Objective —
Determine which lines of the records include the word "Nose", and copy them.

Dataset items —
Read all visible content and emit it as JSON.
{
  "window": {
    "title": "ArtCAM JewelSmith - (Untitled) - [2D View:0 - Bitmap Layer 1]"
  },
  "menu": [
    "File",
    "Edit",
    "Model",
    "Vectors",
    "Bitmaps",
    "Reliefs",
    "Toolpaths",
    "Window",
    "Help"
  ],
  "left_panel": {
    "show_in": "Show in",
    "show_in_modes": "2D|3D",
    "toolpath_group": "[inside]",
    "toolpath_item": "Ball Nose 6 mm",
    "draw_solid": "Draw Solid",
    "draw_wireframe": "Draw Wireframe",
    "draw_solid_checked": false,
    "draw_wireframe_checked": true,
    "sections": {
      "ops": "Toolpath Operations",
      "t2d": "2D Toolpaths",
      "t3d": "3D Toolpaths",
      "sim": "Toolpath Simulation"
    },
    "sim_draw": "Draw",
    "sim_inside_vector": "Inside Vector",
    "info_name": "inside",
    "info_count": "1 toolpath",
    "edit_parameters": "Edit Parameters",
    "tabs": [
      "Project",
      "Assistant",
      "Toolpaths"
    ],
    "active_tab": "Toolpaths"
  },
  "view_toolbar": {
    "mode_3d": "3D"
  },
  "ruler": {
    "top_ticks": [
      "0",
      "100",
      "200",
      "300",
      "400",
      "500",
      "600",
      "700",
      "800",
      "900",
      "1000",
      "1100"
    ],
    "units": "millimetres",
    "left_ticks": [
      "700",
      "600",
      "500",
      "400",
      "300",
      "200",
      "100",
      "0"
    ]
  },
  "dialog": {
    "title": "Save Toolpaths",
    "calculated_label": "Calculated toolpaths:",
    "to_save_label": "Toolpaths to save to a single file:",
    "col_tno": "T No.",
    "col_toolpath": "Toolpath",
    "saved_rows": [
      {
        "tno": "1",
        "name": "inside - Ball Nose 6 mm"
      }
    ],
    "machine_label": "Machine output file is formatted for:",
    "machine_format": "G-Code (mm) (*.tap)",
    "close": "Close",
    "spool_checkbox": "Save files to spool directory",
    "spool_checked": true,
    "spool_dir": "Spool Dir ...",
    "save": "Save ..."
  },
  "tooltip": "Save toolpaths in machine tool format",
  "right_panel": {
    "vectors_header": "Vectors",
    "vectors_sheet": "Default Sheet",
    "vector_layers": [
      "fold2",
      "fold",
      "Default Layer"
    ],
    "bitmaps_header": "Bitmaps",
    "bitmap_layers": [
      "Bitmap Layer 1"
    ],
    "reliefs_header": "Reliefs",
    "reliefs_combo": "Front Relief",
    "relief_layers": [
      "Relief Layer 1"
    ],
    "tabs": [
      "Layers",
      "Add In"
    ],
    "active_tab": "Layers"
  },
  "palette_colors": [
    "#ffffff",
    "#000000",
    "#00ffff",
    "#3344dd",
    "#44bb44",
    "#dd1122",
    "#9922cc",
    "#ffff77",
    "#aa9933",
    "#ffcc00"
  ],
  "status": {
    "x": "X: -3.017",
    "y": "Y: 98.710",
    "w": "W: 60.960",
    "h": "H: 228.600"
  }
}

Result of the exercise —
    "toolpath_item": "Ball Nose 6 mm",
        "name": "inside - Ball Nose 6 mm"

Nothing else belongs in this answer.